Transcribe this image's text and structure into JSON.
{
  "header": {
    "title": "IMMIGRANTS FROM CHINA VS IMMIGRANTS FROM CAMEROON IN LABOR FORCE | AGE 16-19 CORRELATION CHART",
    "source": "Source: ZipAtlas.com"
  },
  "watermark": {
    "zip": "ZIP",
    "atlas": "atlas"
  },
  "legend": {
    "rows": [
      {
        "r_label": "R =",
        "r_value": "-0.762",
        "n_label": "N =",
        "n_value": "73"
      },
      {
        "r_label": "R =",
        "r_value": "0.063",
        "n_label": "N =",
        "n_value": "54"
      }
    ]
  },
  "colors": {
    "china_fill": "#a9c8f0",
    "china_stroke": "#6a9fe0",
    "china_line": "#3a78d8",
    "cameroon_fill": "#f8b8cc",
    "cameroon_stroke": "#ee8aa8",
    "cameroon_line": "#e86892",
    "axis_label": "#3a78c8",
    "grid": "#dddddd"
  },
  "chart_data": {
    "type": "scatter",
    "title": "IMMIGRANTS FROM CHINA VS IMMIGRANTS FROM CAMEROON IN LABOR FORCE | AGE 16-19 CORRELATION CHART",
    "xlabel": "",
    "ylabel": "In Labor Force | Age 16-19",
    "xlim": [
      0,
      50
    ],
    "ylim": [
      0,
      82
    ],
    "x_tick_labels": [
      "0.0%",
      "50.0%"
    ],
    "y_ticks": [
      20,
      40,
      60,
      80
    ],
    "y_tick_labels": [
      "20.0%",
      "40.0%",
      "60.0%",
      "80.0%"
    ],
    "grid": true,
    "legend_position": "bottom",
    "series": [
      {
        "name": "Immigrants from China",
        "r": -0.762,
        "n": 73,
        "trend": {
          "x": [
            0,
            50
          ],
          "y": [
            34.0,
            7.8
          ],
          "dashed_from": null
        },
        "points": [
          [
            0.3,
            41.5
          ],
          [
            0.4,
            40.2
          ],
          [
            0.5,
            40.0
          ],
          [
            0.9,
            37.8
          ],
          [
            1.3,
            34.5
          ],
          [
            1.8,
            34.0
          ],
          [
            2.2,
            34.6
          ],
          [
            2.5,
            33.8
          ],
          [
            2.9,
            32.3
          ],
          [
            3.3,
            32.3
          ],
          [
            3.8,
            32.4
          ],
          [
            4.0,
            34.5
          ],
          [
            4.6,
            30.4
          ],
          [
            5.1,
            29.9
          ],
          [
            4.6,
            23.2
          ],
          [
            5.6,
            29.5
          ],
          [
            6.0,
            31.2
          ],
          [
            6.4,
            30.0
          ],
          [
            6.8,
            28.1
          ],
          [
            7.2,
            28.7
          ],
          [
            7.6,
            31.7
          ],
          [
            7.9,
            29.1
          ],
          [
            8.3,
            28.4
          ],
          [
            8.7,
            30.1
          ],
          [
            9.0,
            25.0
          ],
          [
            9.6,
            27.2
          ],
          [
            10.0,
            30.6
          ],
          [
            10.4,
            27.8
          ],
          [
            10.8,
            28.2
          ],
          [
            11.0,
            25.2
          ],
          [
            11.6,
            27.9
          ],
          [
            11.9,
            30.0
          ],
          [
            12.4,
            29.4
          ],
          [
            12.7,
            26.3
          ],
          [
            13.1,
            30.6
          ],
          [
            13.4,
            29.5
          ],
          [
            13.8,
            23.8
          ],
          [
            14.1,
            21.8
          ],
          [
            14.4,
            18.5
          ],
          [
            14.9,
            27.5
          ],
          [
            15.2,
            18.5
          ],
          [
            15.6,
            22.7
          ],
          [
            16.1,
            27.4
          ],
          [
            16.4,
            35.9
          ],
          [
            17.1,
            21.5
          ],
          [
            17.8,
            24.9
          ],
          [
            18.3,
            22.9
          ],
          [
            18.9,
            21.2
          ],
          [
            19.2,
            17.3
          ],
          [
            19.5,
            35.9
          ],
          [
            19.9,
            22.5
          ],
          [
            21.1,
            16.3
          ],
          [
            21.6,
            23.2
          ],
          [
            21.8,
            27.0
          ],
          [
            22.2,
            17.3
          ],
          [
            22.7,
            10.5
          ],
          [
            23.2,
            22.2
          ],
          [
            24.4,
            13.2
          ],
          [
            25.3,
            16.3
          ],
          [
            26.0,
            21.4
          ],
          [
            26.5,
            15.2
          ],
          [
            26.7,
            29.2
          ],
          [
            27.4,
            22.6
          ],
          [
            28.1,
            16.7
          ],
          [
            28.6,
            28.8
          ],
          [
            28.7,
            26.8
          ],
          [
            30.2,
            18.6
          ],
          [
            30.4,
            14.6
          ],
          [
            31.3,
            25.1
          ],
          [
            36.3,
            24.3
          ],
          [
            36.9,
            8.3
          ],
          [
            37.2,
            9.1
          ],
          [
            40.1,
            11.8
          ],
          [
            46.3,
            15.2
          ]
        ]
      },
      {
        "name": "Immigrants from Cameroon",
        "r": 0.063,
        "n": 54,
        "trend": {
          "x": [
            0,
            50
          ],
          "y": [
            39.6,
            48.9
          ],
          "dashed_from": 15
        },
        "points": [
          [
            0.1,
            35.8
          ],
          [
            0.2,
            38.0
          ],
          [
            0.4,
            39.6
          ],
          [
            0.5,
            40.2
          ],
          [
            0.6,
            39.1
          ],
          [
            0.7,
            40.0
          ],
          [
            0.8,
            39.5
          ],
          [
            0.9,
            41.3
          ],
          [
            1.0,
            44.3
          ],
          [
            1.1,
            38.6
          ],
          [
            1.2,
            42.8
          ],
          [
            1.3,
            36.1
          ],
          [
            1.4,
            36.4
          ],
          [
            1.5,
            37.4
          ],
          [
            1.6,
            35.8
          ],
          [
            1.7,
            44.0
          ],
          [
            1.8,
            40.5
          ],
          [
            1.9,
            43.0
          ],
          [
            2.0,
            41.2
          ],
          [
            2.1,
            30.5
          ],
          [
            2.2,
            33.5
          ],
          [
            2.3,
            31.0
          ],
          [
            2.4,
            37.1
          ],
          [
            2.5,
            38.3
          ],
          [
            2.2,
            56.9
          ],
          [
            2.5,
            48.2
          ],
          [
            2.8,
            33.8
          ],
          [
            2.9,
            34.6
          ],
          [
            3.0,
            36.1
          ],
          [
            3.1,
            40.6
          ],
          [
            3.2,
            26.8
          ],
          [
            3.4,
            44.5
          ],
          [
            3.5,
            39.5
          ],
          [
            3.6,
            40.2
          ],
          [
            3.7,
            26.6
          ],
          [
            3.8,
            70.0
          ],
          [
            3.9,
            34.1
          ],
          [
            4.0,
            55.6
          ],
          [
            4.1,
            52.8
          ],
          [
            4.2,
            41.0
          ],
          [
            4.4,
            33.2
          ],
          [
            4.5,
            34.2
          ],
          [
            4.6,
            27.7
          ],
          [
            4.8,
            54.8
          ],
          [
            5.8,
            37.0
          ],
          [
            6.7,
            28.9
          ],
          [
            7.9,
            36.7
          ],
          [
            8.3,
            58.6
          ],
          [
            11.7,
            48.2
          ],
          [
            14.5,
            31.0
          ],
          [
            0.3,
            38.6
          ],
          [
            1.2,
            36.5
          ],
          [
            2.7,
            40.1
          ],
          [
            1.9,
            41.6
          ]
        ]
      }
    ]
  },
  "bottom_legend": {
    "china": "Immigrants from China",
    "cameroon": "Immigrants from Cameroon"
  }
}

********

### The task:
Quote all the records exactly, please, leaving none out.

### The result:
Transcribe this image's text and structure into JSON.
{
  "header": {
    "title": "IMMIGRANTS FROM CHINA VS IMMIGRANTS FROM CAMEROON IN LABOR FORCE | AGE 16-19 CORRELATION CHART",
    "source": "Source: ZipAtlas.com"
  },
  "watermark": {
    "zip": "ZIP",
    "atlas": "atlas"
  },
  "legend": {
    "rows": [
      {
        "r_label": "R =",
        "r_value": "-0.762",
        "n_label": "N =",
        "n_value": "73"
      },
      {
        "r_label": "R =",
        "r_value": "0.063",
        "n_label": "N =",
        "n_value": "54"
      }
    ]
  },
  "colors": {
    "china_fill": "#a9c8f0",
    "china_stroke": "#6a9fe0",
    "china_line": "#3a78d8",
    "cameroon_fill": "#f8b8cc",
    "cameroon_stroke": "#ee8aa8",
    "cameroon_line": "#e86892",
    "axis_label": "#3a78c8",
    "grid": "#dddddd"
  },
  "chart_data": {
    "type": "scatter",
    "title": "IMMIGRANTS FROM CHINA VS IMMIGRANTS FROM CAMEROON IN LABOR FORCE | AGE 16-19 CORRELATION CHART",
    "xlabel": "",
    "ylabel": "In Labor Force | Age 16-19",
    "xlim": [
      0,
      50
    ],
    "ylim": [
      0,
      82
    ],
    "x_tick_labels": [
      "0.0%",
      "50.0%"
    ],
    "y_ticks": [
      20,
      40,
      60,
      80
    ],
    "y_tick_labels": [
      "20.0%",
      "40.0%",
      "60.0%",
      "80.0%"
    ],
    "grid": true,
    "legend_position": "bottom",
    "series": [
      {
        "name": "Immigrants from China",
        "r": -0.762,
        "n": 73,
        "trend": {
          "x": [
            0,
            50
          ],
          "y": [
            34.0,
            7.8
          ],
          "dashed_from": null
        },
        "points": [
          [
            0.3,
            41.5
          ],
          [
            0.4,
            40.2
          ],
          [
            0.5,
            40.0
          ],
          [
            0.9,
            37.8
          ],
          [
            1.3,
            34.5
          ],
          [
            1.8,
            34.0
          ],
          [
            2.2,
            34.6
          ],
          [
            2.5,
            33.8
          ],
          [
            2.9,
            32.3
          ],
          [
            3.3,
            32.3
          ],
          [
            3.8,
            32.4
          ],
          [
            4.0,
            34.5
          ],
          [
            4.6,
            30.4
          ],
          [
            5.1,
            29.9
          ],
          [
            4.6,
            23.2
          ],
          [
            5.6,
            29.5
          ],
          [
            6.0,
            31.2
          ],
          [
            6.4,
            30.0
          ],
          [
            6.8,
            28.1
          ],
          [
            7.2,
            28.7
          ],
          [
            7.6,
            31.7
          ],
          [
            7.9,
            29.1
          ],
          [
            8.3,
            28.4
          ],
          [
            8.7,
            30.1
          ],
          [
            9.0,
            25.0
          ],
          [
            9.6,
            27.2
          ],
          [
            10.0,
            30.6
          ],
          [
            10.4,
            27.8
          ],
          [
            10.8,
            28.2
          ],
          [
            11.0,
            25.2
          ],
          [
            11.6,
            27.9
          ],
          [
            11.9,
            30.0
          ],
          [
            12.4,
            29.4
          ],
          [
            12.7,
            26.3
          ],
          [
            13.1,
            30.6
          ],
          [
            13.4,
            29.5
          ],
          [
            13.8,
            23.8
          ],
          [
            14.1,
            21.8
          ],
          [
            14.4,
            18.5
          ],
          [
            14.9,
            27.5
          ],
          [
            15.2,
            18.5
          ],
          [
            15.6,
            22.7
          ],
          [
            16.1,
            27.4
          ],
          [
            16.4,
            35.9
          ],
          [
            17.1,
            21.5
          ],
          [
            17.8,
            24.9
          ],
          [
            18.3,
            22.9
          ],
          [
            18.9,
            21.2
          ],
          [
            19.2,
            17.3
          ],
          [
            19.5,
            35.9
          ],
          [
            19.9,
            22.5
          ],
          [
            21.1,
            16.3
          ],
          [
            21.6,
            23.2
          ],
          [
            21.8,
            27.0
          ],
          [
            22.2,
            17.3
          ],
          [
            22.7,
            10.5
          ],
          [
            23.2,
            22.2
          ],
          [
            24.4,
            13.2
          ],
          [
            25.3,
            16.3
          ],
          [
            26.0,
            21.4
          ],
          [
            26.5,
            15.2
          ],
          [
            26.7,
            29.2
          ],
          [
            27.4,
            22.6
          ],
          [
            28.1,
            16.7
          ],
          [
            28.6,
            28.8
          ],
          [
            28.7,
            26.8
          ],
          [
            30.2,
            18.6
          ],
          [
            30.4,
            14.6
          ],
          [
            31.3,
            25.1
          ],
          [
            36.3,
            24.3
          ],
          [
            36.9,
            8.3
          ],
          [
            37.2,
            9.1
          ],
          [
            40.1,
            11.8
          ],
          [
            46.3,
            15.2
          ]
        ]
      },
      {
        "name": "Immigrants from Cameroon",
        "r": 0.063,
        "n": 54,
        "trend": {
          "x": [
            0,
            50
          ],
          "y": [
            39.6,
            48.9
          ],
          "dashed_from": 15
        },
        "points": [
          [
            0.1,
            35.8
          ],
          [
            0.2,
            38.0
          ],
          [
            0.4,
            39.6
          ],
          [
            0.5,
            40.2
          ],
          [
            0.6,
            39.1
          ],
          [
            0.7,
            40.0
          ],
          [
            0.8,
            39.5
          ],
          [
            0.9,
            41.3
          ],
          [
            1.0,
            44.3
          ],
          [
            1.1,
            38.6
          ],
          [
            1.2,
            42.8
          ],
          [
            1.3,
            36.1
          ],
          [
            1.4,
            36.4
          ],
          [
            1.5,
            37.4
          ],
          [
            1.6,
            35.8
          ],
          [
            1.7,
            44.0
          ],
          [
            1.8,
            40.5
          ],
          [
            1.9,
            43.0
          ],
          [
            2.0,
            41.2
          ],
          [
            2.1,
            30.5
          ],
          [
            2.2,
            33.5
          ],
          [
            2.3,
            31.0
          ],
          [
            2.4,
            37.1
          ],
          [
            2.5,
            38.3
          ],
          [
            2.2,
            56.9
          ],
          [
            2.5,
            48.2
          ],
          [
            2.8,
            33.8
          ],
          [
            2.9,
            34.6
          ],
          [
            3.0,
            36.1
          ],
          [
            3.1,
            40.6
          ],
          [
            3.2,
            26.8
          ],
          [
            3.4,
            44.5
          ],
          [
            3.5,
            39.5
          ],
          [
            3.6,
            40.2
          ],
          [
            3.7,
            26.6
          ],
          [
            3.8,
            70.0
          ],
          [
            3.9,
            34.1
          ],
          [
            4.0,
            55.6
          ],
          [
            4.1,
            52.8
          ],
          [
            4.2,
            41.0
          ],
          [
            4.4,
            33.2
          ],
          [
            4.5,
            34.2
          ],
          [
            4.6,
            27.7
          ],
          [
            4.8,
            54.8
          ],
          [
            5.8,
            37.0
          ],
          [
            6.7,
            28.9
          ],
          [
            7.9,
            36.7
          ],
          [
            8.3,
            58.6
          ],
          [
            11.7,
            48.2
          ],
          [
            14.5,
            31.0
          ],
          [
            0.3,
            38.6
          ],
          [
            1.2,
            36.5
          ],
          [
            2.7,
            40.1
          ],
          [
            1.9,
            41.6
          ]
        ]
      }
    ]
  },
  "bottom_legend": {
    "china": "Immigrants from China",
    "cameroon": "Immigrants from Cameroon"
  }
}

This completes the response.